== Information shown
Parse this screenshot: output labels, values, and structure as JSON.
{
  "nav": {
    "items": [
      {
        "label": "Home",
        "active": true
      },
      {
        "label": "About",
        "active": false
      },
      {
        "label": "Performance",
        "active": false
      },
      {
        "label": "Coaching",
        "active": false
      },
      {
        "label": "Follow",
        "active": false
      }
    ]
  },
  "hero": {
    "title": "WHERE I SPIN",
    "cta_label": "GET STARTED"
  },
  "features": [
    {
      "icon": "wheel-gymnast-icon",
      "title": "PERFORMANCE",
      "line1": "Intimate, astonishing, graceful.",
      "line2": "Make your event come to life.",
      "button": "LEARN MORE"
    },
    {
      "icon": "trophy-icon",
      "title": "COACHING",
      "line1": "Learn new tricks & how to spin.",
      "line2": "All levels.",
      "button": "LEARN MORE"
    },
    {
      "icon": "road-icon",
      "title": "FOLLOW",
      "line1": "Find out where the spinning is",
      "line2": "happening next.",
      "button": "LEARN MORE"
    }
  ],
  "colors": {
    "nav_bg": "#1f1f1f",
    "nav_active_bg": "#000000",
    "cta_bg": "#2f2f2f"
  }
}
====
◆ Given problem: Each line of the listing above should be output exactly.

◆ Answer below:
Parse this screenshot: output labels, values, and structure as JSON.
{
  "nav": {
    "items": [
      {
        "label": "Home",
        "active": true
      },
      {
        "label": "About",
        "active": false
      },
      {
        "label": "Performance",
        "active": false
      },
      {
        "label": "Coaching",
        "active": false
      },
      {
        "label": "Follow",
        "active": false
      }
    ]
  },
  "hero": {
    "title": "WHERE I SPIN",
    "cta_label": "GET STARTED"
  },
  "features": [
    {
      "icon": "wheel-gymnast-icon",
      "title": "PERFORMANCE",
      "line1": "Intimate, astonishing, graceful.",
      "line2": "Make your event come to life.",
      "button": "LEARN MORE"
    },
    {
      "icon": "trophy-icon",
      "title": "COACHING",
      "line1": "Learn new tricks & how to spin.",
      "line2": "All levels.",
      "button": "LEARN MORE"
    },
    {
      "icon": "road-icon",
      "title": "FOLLOW",
      "line1": "Find out where the spinning is",
      "line2": "happening next.",
      "button": "LEARN MORE"
    }
  ],
  "colors": {
    "nav_bg": "#1f1f1f",
    "nav_active_bg": "#000000",
    "cta_bg": "#2f2f2f"
  }
}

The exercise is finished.